→ OPGAVE
Kun je alle onderstaande regels opnieuw geven, waarbij je "Polygon shape" overal vervangt door "Veelhoek" en verder niets verandert?

(Een blok gegevens)
-- -- --
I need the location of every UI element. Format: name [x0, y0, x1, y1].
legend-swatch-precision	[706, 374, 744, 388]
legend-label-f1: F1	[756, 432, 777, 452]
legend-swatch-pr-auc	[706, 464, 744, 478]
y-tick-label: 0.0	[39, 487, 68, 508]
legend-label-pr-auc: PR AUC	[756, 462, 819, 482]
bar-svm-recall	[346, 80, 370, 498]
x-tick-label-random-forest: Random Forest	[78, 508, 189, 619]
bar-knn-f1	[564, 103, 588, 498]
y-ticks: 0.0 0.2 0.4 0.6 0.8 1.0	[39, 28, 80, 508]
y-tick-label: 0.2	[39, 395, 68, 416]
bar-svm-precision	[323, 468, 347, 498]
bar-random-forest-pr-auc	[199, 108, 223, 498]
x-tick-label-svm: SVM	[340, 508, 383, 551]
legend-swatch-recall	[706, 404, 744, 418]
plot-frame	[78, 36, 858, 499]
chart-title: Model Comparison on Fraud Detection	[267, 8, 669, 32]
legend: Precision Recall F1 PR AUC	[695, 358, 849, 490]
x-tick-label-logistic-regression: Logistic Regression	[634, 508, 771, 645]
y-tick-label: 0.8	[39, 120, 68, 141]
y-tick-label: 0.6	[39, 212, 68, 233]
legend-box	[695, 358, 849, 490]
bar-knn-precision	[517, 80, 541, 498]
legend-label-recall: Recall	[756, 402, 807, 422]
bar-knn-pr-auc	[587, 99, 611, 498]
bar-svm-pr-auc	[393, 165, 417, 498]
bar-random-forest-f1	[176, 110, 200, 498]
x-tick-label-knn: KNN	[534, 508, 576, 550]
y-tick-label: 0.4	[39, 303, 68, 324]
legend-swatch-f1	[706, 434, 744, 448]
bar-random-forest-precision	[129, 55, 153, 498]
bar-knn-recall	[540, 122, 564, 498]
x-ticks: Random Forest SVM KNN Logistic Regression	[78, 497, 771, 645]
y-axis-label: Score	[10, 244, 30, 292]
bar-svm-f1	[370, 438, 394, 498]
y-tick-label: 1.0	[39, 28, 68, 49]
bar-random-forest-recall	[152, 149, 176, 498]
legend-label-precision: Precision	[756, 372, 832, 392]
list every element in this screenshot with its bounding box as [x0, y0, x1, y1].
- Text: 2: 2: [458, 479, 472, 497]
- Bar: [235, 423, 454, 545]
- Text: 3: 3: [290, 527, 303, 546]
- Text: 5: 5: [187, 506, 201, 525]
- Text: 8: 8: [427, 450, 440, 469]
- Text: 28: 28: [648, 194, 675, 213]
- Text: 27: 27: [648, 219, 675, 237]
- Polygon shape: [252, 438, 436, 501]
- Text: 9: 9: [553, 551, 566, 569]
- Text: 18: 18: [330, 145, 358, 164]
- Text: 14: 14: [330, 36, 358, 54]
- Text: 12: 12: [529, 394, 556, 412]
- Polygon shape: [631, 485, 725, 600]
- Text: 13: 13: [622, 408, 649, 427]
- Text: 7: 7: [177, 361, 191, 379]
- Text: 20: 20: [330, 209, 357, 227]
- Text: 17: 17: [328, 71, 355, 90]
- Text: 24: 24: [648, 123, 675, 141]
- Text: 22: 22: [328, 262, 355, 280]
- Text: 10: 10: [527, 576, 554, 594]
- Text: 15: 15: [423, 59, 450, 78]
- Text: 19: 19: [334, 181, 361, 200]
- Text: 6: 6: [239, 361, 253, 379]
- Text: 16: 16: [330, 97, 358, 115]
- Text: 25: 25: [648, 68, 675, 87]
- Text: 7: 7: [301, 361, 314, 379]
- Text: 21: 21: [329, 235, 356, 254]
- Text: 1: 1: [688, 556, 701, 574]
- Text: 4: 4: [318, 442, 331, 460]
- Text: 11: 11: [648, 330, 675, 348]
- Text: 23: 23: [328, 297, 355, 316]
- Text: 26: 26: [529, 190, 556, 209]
-- -- --
→ UITWERKING
I need the location of every UI element. Format: name [x0, y0, x1, y1].
legend-swatch-precision	[706, 374, 744, 388]
legend-label-f1: F1	[756, 432, 777, 452]
legend-swatch-pr-auc	[706, 464, 744, 478]
y-tick-label: 0.0	[39, 487, 68, 508]
legend-label-pr-auc: PR AUC	[756, 462, 819, 482]
bar-svm-recall	[346, 80, 370, 498]
x-tick-label-random-forest: Random Forest	[78, 508, 189, 619]
bar-knn-f1	[564, 103, 588, 498]
y-ticks: 0.0 0.2 0.4 0.6 0.8 1.0	[39, 28, 80, 508]
y-tick-label: 0.2	[39, 395, 68, 416]
bar-svm-precision	[323, 468, 347, 498]
bar-random-forest-pr-auc	[199, 108, 223, 498]
x-tick-label-svm: SVM	[340, 508, 383, 551]
legend-swatch-recall	[706, 404, 744, 418]
plot-frame	[78, 36, 858, 499]
chart-title: Model Comparison on Fraud Detection	[267, 8, 669, 32]
legend: Precision Recall F1 PR AUC	[695, 358, 849, 490]
x-tick-label-logistic-regression: Logistic Regression	[634, 508, 771, 645]
y-tick-label: 0.8	[39, 120, 68, 141]
y-tick-label: 0.6	[39, 212, 68, 233]
legend-box	[695, 358, 849, 490]
bar-knn-precision	[517, 80, 541, 498]
legend-label-recall: Recall	[756, 402, 807, 422]
bar-knn-pr-auc	[587, 99, 611, 498]
bar-svm-pr-auc	[393, 165, 417, 498]
bar-random-forest-f1	[176, 110, 200, 498]
x-tick-label-knn: KNN	[534, 508, 576, 550]
y-tick-label: 0.4	[39, 303, 68, 324]
legend-swatch-f1	[706, 434, 744, 448]
bar-random-forest-precision	[129, 55, 153, 498]
bar-knn-recall	[540, 122, 564, 498]
x-ticks: Random Forest SVM KNN Logistic Regression	[78, 497, 771, 645]
y-axis-label: Score	[10, 244, 30, 292]
bar-svm-f1	[370, 438, 394, 498]
y-tick-label: 1.0	[39, 28, 68, 49]
bar-random-forest-recall	[152, 149, 176, 498]
legend-label-precision: Precision	[756, 372, 832, 392]
list every element in this screenshot with its bounding box as [x0, y0, x1, y1].
- Text: 2: 2: [458, 479, 472, 497]
- Bar: [235, 423, 454, 545]
- Text: 3: 3: [290, 527, 303, 546]
- Text: 5: 5: [187, 506, 201, 525]
- Text: 8: 8: [427, 450, 440, 469]
- Text: 28: 28: [648, 194, 675, 213]
- Text: 27: 27: [648, 219, 675, 237]
- Veelhoek: [252, 438, 436, 501]
- Text: 9: 9: [553, 551, 566, 569]
- Text: 18: 18: [330, 145, 358, 164]
- Text: 14: 14: [330, 36, 358, 54]
- Text: 12: 12: [529, 394, 556, 412]
- Veelhoek: [631, 485, 725, 600]
- Text: 13: 13: [622, 408, 649, 427]
- Text: 7: 7: [177, 361, 191, 379]
- Text: 20: 20: [330, 209, 357, 227]
- Text: 17: 17: [328, 71, 355, 90]
- Text: 24: 24: [648, 123, 675, 141]
- Text: 22: 22: [328, 262, 355, 280]
- Text: 10: 10: [527, 576, 554, 594]
- Text: 15: 15: [423, 59, 450, 78]
- Text: 19: 19: [334, 181, 361, 200]
- Text: 6: 6: [239, 361, 253, 379]
- Text: 16: 16: [330, 97, 358, 115]
- Text: 25: 25: [648, 68, 675, 87]
- Text: 7: 7: [301, 361, 314, 379]
- Text: 21: 21: [329, 235, 356, 254]
- Text: 1: 1: [688, 556, 701, 574]
- Text: 4: 4: [318, 442, 331, 460]
- Text: 11: 11: [648, 330, 675, 348]
- Text: 23: 23: [328, 297, 355, 316]
- Text: 26: 26: [529, 190, 556, 209]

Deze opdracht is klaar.